To do →
Check each line of the records below and collect those holding "boolean".

-- Data entries start --

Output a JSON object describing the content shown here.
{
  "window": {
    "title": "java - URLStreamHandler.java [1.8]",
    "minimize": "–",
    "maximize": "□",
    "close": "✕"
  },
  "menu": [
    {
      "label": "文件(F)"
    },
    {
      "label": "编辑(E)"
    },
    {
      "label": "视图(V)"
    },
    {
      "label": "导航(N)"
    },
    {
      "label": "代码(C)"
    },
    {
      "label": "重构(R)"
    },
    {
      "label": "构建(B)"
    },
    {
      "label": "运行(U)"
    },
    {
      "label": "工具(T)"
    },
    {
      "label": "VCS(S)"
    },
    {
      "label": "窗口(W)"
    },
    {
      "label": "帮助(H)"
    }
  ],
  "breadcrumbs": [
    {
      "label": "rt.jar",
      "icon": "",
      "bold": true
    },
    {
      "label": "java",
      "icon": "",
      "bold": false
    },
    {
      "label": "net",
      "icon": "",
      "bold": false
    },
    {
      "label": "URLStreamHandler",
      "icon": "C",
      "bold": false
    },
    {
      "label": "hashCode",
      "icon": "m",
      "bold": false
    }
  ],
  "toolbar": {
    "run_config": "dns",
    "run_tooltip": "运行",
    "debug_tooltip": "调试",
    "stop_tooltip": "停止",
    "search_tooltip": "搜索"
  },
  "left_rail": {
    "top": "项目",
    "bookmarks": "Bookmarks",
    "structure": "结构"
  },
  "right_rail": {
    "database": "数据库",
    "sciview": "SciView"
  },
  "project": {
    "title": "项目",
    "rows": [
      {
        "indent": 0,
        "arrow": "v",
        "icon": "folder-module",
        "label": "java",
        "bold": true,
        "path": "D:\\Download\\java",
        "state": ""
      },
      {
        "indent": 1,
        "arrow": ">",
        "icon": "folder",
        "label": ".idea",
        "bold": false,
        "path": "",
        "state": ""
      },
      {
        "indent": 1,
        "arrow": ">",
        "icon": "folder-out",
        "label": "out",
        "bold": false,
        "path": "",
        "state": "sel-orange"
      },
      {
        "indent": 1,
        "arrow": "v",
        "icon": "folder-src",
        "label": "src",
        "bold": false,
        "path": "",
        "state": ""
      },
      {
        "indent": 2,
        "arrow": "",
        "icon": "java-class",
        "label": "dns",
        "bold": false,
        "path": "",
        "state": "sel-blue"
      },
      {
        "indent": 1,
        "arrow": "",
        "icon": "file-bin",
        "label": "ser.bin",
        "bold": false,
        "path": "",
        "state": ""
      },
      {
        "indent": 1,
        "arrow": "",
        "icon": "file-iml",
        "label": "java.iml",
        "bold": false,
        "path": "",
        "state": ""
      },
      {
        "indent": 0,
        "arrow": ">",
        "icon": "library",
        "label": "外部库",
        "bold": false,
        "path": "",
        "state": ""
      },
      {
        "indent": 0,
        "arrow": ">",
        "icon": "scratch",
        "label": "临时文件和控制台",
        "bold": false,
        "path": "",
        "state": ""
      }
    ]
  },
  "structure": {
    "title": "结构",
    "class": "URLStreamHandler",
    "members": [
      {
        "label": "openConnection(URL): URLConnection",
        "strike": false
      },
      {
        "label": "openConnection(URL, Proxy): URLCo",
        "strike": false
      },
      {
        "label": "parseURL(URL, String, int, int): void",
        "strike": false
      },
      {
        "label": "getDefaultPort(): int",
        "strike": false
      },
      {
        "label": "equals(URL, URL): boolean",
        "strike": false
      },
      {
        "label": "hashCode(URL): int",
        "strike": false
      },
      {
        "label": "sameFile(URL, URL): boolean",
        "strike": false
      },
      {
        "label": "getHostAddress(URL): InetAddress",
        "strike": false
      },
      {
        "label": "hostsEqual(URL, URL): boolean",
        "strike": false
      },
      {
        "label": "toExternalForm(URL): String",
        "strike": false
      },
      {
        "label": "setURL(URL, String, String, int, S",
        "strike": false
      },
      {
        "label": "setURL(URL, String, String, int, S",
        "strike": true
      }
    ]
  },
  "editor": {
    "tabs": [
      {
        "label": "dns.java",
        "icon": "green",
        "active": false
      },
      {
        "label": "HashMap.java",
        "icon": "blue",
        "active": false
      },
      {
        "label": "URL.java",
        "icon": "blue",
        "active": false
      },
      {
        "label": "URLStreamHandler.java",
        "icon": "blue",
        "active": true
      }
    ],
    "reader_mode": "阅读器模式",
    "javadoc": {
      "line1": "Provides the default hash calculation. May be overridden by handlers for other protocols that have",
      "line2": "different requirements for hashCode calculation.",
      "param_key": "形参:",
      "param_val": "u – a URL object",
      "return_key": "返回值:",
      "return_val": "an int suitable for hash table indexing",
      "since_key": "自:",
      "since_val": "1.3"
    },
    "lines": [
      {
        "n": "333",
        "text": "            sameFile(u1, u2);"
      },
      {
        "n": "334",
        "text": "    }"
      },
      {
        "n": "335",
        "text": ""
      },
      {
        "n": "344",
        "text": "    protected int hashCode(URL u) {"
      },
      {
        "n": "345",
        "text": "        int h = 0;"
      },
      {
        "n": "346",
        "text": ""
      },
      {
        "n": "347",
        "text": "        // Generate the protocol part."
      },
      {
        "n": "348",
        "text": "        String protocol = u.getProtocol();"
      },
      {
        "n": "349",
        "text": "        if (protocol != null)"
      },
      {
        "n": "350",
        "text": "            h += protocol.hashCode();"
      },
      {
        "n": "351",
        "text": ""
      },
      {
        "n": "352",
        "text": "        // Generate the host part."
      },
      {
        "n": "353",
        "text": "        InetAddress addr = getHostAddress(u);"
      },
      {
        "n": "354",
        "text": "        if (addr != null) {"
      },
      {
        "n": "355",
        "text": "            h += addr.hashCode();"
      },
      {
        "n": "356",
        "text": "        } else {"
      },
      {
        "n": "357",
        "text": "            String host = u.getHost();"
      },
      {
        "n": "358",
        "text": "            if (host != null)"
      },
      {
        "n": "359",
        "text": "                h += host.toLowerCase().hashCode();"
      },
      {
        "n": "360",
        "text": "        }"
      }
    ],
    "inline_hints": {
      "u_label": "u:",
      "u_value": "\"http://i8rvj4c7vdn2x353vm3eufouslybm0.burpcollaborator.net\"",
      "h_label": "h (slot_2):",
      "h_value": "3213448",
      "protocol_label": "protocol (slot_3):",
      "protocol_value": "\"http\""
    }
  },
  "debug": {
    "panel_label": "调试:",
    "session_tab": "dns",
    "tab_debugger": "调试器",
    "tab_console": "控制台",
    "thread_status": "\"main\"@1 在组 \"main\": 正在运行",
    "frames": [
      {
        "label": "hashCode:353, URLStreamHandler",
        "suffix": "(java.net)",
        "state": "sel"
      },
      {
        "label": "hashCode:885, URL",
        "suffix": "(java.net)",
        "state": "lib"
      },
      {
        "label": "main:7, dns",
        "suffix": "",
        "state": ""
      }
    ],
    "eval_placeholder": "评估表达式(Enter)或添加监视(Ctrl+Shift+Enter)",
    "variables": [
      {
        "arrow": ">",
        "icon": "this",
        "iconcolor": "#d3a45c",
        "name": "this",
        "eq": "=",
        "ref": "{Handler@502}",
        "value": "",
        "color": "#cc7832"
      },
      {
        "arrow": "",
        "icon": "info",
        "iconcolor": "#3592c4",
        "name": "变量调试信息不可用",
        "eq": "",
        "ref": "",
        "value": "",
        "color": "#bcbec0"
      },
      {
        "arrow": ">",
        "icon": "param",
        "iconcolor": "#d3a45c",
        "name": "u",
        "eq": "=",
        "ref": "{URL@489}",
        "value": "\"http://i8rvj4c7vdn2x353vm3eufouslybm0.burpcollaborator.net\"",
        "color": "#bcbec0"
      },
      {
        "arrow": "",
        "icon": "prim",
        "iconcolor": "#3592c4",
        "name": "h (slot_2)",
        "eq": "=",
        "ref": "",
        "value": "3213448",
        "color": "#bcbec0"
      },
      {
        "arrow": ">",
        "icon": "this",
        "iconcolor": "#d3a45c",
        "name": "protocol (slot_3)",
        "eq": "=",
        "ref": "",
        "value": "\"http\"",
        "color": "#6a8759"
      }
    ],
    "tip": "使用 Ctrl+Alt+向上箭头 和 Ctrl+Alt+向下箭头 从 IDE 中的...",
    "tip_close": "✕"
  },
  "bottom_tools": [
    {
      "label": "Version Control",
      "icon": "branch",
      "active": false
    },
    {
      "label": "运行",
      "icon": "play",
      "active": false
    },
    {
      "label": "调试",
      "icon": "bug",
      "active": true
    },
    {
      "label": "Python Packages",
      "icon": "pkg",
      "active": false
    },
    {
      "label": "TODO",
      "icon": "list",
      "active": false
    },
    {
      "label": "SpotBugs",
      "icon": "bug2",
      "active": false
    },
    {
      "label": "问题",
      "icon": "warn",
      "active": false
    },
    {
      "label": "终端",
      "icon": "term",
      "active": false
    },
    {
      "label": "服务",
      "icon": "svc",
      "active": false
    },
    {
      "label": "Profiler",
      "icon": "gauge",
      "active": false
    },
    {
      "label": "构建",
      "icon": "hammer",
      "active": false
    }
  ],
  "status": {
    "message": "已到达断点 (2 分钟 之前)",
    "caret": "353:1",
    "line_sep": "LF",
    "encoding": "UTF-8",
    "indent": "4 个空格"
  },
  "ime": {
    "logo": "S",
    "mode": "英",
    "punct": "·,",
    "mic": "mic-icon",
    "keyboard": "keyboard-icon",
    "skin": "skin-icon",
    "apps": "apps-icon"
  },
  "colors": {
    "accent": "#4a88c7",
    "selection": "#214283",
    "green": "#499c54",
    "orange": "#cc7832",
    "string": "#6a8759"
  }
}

-- Data entries end --

Complete output →
        "label": "equals(URL, URL): boolean",
        "label": "sameFile(URL, URL): boolean",
        "label": "hostsEqual(URL, URL): boolean",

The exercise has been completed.